-- Begin Provided text --

Recovery is the most overlooked aspect of fitness. If you consider the following equation:

Training = Work + Recovery

You can see why not properly addressing your recovery techniques can be an issue. I know that doing things such as foam rolling, stretching, and hydrotherapy can seem very boring and even somewhat painful, but your increase in fitness and overall health is well worth the small investment. If you are able to push through multiple intense workouts a week, you can definitely handle doing these simple recovery techniques to improve your overall fitness level.

 

  • Contrast Shower: When I played soccer at NC State, we had an entire room dedicated to hydrotherapy. It was required that we spent 10 minutes in the ice bath after every game, and most training sessions, as well. Thankfully, the “ice bath” was actually a very cold hot tub, so we could all fit. However, it wasn’t until I started contrast bathing that I found a lot of benefit out of hydrotherapy for recovery purposes. To do this, I would spend 3 minutes in the cold tub, then 2 in the hot, and repeat the process once more. In ten minutes I would feel legitimately better. You can mimic the same process in the shower. Turn the water on as cold as you can handle, and stand under it for 2 or 3 minutes. Then switch it to hot, and repeat. Do this process for about 10 minutes.

-- End Provided text --
-- Begin Extracted entries --

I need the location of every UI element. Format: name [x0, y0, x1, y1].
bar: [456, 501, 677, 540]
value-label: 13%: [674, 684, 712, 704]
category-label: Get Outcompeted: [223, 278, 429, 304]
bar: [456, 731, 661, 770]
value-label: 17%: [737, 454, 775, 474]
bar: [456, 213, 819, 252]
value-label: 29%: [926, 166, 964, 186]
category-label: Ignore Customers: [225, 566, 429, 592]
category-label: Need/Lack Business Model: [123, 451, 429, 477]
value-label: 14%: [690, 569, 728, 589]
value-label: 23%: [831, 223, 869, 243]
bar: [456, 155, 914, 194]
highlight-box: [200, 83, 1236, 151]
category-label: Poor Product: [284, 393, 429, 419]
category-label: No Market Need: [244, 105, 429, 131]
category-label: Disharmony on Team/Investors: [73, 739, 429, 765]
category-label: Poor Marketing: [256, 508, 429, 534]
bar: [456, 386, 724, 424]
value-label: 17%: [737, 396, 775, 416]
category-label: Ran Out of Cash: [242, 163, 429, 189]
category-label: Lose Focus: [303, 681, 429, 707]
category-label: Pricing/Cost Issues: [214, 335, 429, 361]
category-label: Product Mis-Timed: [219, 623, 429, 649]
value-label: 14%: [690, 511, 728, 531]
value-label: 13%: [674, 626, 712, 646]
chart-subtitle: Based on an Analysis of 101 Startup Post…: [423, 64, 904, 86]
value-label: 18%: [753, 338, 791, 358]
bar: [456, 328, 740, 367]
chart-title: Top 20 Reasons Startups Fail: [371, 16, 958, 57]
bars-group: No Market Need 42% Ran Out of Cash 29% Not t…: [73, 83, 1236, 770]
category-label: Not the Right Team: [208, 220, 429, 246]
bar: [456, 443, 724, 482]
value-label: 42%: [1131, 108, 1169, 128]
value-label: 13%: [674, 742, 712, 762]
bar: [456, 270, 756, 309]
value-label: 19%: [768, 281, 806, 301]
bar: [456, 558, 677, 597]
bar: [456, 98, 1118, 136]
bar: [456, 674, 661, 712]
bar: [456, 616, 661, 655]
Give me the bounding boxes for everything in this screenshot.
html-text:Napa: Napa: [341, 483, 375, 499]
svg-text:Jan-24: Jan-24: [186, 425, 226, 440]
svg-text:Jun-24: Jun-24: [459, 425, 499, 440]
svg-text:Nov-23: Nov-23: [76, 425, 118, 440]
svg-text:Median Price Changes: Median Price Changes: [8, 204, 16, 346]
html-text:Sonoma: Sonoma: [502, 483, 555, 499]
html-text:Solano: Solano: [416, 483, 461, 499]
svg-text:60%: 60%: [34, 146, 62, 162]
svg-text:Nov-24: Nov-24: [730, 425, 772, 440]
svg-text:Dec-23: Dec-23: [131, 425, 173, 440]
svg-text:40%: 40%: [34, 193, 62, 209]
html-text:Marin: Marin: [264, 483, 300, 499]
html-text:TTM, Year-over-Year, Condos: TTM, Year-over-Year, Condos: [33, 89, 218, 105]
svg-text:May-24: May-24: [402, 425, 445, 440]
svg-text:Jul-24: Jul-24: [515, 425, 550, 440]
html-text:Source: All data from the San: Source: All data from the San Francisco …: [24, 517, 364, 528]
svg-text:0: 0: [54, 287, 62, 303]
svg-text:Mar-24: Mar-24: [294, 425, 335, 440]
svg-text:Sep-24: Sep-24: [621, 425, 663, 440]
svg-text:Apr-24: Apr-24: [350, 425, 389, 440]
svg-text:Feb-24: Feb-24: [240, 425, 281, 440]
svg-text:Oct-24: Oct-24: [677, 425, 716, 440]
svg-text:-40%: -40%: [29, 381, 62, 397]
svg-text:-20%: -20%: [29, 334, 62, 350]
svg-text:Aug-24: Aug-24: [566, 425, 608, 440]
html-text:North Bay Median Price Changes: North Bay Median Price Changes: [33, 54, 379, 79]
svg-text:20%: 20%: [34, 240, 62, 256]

-- End Extracted entries --

§ **Things to do**:
1. According to the recovery passage, how long did the soccer players have to spend in the ice bath after every game?
2. List the recovery techniques named in the recovery passage's sentence that begins "I know that doing things such as."
3. Using the recovery passage, explain why neglecting recovery can be a problem.

§ **Responses in order**:
1. 10 minutes.

2. Foam rolling, stretching, and hydrotherapy.

3. The passage uses the equation Training = Work + Recovery, which makes recovery part of training itself. That equation is why failing to address recovery properly becomes an issue.